Do this: Copy every line with the string "behavior" in it.

Input records:
....

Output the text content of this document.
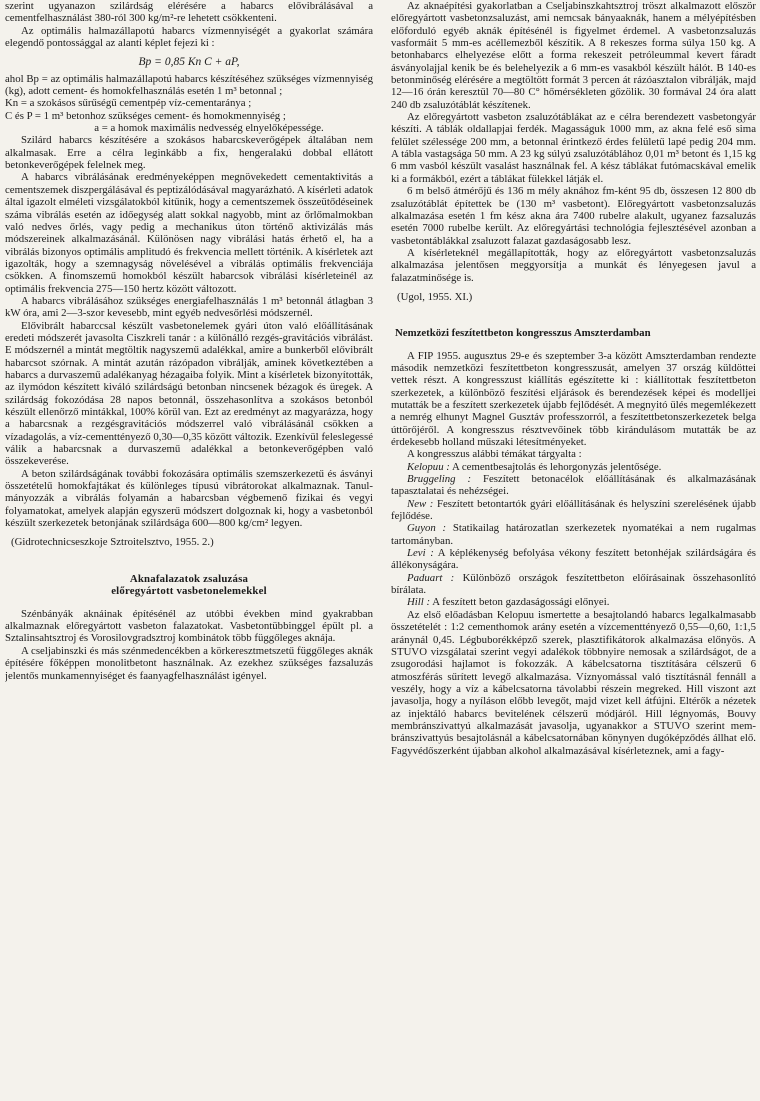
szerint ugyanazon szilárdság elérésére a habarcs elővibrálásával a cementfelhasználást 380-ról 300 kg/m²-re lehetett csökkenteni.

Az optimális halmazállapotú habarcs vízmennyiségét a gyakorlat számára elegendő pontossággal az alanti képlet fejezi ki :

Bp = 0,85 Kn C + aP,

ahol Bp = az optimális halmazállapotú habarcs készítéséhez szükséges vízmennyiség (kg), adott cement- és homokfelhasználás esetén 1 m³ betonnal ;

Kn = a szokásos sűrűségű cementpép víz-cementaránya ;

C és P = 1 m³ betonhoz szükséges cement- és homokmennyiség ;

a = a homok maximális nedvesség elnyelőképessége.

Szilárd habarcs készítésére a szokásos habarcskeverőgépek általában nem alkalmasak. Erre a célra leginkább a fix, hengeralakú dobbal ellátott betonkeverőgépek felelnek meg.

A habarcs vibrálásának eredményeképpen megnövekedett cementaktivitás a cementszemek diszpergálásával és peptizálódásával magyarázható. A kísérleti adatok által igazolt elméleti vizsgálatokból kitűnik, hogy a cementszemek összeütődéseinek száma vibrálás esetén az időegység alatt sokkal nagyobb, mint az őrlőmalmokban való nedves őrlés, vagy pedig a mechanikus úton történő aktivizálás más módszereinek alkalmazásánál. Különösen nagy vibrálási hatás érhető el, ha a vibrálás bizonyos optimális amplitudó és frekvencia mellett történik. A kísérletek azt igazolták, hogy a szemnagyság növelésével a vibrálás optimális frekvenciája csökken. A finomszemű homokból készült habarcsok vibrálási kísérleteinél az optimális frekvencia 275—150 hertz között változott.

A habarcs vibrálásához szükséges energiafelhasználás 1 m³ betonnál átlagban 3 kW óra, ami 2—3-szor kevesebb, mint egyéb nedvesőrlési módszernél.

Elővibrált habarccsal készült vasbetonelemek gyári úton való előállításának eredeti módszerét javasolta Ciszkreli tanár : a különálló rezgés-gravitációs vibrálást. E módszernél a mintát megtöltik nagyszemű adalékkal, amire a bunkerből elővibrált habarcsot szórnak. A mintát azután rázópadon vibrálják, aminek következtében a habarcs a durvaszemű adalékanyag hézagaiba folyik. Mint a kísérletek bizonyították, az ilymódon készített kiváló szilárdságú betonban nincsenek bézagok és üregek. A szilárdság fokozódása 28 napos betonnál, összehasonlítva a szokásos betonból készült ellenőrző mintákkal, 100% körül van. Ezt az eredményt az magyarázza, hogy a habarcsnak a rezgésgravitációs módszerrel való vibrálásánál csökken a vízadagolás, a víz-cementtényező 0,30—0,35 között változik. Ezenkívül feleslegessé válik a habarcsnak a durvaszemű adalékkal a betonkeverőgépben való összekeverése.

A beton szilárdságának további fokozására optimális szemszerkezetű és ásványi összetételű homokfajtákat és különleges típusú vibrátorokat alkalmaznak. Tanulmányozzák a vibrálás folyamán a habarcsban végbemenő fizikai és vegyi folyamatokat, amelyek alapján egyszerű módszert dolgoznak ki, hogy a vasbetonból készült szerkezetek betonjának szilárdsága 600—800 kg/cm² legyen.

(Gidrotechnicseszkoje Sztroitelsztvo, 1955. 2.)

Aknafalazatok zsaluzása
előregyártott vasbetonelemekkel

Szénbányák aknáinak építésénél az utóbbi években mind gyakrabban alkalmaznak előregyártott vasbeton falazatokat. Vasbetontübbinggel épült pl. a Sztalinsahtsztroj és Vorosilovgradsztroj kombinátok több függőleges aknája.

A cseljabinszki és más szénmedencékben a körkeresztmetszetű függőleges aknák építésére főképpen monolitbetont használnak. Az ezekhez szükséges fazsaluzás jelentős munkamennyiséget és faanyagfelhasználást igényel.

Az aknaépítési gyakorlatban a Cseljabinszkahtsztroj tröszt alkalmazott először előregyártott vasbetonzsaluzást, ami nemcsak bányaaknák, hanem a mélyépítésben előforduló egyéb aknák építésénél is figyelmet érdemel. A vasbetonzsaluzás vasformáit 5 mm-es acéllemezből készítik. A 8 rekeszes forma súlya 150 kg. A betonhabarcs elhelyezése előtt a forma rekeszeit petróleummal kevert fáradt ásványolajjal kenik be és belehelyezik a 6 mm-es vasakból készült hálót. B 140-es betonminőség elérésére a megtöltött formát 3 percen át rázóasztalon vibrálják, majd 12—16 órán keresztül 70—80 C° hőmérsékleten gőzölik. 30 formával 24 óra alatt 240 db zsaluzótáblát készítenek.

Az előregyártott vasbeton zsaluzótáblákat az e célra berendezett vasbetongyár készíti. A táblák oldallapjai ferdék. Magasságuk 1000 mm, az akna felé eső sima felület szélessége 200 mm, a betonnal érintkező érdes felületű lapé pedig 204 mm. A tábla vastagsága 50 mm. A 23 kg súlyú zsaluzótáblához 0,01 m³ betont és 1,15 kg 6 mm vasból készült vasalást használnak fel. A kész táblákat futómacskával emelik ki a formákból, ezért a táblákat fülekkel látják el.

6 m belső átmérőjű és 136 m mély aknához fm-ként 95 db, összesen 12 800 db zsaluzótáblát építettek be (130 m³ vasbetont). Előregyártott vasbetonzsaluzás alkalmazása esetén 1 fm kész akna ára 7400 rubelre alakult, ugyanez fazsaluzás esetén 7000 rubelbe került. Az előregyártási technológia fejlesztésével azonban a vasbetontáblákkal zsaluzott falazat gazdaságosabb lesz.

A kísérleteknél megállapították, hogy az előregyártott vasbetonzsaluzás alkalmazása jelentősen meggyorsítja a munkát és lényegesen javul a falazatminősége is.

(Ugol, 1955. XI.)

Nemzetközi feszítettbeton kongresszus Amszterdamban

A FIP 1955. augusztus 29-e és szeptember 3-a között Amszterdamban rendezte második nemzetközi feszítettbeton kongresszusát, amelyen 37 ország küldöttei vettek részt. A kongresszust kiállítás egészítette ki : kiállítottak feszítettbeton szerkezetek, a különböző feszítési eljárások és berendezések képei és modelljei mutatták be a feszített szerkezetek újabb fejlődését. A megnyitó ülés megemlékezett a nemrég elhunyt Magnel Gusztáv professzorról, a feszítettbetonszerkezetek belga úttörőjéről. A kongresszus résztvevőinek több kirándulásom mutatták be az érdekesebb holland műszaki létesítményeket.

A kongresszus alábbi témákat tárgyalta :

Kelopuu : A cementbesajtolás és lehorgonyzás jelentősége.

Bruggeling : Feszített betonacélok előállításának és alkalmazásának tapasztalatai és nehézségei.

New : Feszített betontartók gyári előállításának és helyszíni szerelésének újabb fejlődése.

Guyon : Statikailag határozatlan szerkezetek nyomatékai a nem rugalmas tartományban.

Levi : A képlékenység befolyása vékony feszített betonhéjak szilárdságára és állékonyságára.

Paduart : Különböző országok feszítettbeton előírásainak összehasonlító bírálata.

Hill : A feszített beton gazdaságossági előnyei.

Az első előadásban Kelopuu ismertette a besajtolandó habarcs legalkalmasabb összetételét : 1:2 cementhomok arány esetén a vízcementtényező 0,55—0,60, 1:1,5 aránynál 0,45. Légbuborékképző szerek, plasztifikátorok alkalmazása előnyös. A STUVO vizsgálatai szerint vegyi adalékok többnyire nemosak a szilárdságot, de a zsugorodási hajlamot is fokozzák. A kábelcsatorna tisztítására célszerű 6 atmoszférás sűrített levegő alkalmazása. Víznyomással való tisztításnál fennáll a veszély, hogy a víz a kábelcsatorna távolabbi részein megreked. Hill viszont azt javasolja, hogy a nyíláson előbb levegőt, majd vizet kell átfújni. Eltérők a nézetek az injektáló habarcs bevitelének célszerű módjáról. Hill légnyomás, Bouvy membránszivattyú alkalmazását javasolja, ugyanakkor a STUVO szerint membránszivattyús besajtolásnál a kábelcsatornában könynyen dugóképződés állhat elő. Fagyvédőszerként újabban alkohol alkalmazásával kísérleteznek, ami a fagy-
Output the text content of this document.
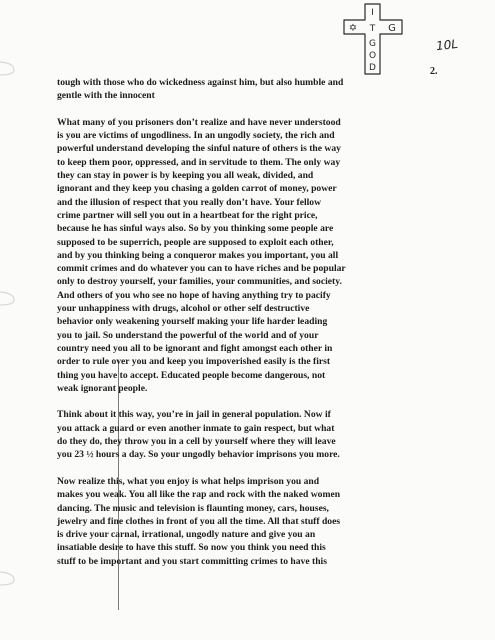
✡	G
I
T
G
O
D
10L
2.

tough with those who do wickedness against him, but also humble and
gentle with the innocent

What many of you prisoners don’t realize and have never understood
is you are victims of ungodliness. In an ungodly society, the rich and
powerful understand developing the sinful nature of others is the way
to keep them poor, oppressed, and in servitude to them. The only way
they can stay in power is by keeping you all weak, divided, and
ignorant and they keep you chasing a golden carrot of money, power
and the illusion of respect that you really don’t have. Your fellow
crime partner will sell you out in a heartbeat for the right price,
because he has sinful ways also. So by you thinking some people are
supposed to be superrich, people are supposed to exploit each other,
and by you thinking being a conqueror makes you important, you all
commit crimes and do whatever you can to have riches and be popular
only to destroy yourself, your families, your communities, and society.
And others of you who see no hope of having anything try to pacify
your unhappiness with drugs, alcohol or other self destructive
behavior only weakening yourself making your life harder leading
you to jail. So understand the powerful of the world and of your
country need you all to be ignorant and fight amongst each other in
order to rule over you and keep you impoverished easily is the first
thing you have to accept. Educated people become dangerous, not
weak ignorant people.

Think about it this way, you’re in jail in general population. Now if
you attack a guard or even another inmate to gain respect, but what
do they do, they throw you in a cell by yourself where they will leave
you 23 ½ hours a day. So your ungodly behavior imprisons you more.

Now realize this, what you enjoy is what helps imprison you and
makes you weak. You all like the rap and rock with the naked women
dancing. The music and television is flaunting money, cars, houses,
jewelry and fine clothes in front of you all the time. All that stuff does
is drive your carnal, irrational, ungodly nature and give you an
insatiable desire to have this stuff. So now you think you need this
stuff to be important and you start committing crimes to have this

....

Task solution:
behavior only weakening yourself making your life harder leading
you 23 ½ hours a day. So your ungodly behavior imprisons you more.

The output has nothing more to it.